» TASK LIST
1. According to the printing press claims, what is the feeler finger formed with so that it can sever the web?
2. Continue the printing press claims from their last sentence.

» EXTRACT

It will also be appreciated that the above described apparatuses and methods are simply illustrative of the application of principles of the invention, and that numerous other apparatuses and methods may be readily devised by those skilled in the art and that fall within the spirit and scope of the invention.

Claims

In a printing press, a blanket cylinder subject to wrap on a web break, and means for detecting the wrap to stop blanket cylinder (10, 12) 0rotation and simultaneously to cut the web (16).
A printing press according to claim 1, wherein the detecting means (26) is normally out of contact with the web (16).
A printing press according to claim 1, wherein the detecting means (26) senses a change in the path of the web (16).
A printing press according to claim 3, wherein the detecting means (26) includes a feeler finger (24) displaced by the web (16) in assuming its changed path.
A printing press according to claim 3, wherein a microswitch (28) is actuated by the displaced feeler finger.
A printing press according to claim 4, wherein the feeler finger (24) extends across the width of the web (16).
A printing press according to claim 6, wherein the feeler finger (24) is formed with a serrated edge for severing the web (16) when engaged therewith.

(Records excerpted from a collection)
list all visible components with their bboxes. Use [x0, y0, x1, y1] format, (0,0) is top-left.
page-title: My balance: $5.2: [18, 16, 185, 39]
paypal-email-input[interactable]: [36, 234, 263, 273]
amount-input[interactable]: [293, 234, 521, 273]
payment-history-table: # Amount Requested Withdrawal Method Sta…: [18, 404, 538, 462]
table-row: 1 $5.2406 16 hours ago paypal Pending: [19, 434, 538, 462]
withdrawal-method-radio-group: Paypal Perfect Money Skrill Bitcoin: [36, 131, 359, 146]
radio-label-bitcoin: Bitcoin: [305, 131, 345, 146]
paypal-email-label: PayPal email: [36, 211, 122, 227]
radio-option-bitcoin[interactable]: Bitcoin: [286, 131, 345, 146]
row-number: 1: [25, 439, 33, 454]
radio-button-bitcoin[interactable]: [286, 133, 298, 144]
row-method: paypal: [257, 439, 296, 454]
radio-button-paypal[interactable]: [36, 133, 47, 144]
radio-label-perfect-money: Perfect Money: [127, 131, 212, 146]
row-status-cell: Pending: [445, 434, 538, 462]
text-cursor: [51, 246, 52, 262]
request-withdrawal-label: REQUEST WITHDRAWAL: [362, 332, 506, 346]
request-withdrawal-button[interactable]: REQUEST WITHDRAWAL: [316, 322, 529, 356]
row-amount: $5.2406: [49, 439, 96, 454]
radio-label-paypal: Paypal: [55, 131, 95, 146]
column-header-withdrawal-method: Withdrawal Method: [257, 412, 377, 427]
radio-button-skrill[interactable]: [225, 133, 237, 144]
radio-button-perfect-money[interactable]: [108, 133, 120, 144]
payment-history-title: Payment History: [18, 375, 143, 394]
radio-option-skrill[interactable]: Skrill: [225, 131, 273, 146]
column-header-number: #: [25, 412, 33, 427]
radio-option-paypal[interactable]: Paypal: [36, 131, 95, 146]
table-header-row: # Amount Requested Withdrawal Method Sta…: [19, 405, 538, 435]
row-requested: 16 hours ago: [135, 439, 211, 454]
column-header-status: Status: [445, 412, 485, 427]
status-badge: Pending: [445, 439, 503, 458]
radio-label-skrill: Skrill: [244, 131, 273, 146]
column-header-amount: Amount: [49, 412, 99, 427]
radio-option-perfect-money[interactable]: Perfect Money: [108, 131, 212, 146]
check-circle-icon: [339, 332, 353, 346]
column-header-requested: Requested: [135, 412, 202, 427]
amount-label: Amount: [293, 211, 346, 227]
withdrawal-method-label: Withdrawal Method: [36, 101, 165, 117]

» YOUR WRITTEN ANSWERS
1. A serrated edge.

2.
A printing press according to claim 7, and means for urging the web (16) in its changed path into firm engagement with the feeler finger (24) serrated edge (24A).
A printing press according to claim 8, wherein the urging means extends across the width of the web (16).
A printing press according to claim 9, wherein the urging means is of a plastic material.
A printing press according to claim 1, wherein the detecting means (26) has an operative position near the cylinder, and is movable to another position remote therefrom to provide access to the cylinder.
In a printing press, a blanket cylinder subject to wrap, and means for detecting the wrap to stop it and simultaneously to cut the web (16).
A printing press according to claim 1, wherein either of two co-acting blanket cylinders may be subject to wrap, and a second means for detecting wrap on the second cylinder to stop blanket cylinder rotation.
For use in a printing press having a blanket cylinder subject to wrap, means for detecting a change in the path of the web including a feeler finger, and means for responding to feeler finger displacement to enable impacting of press operation and simultaneously to cut the web (16).
In detecting means according to claim 14, wherein the feeler finger extends across the width of the web (16).
In detecting means according to claim 15, the feeler finger having a serrated edge for engagement by the web (16).
In detecting means according to claim 16, and means for urging the web (16) in its changed path into firm engagement with the feeler finger serrated edge.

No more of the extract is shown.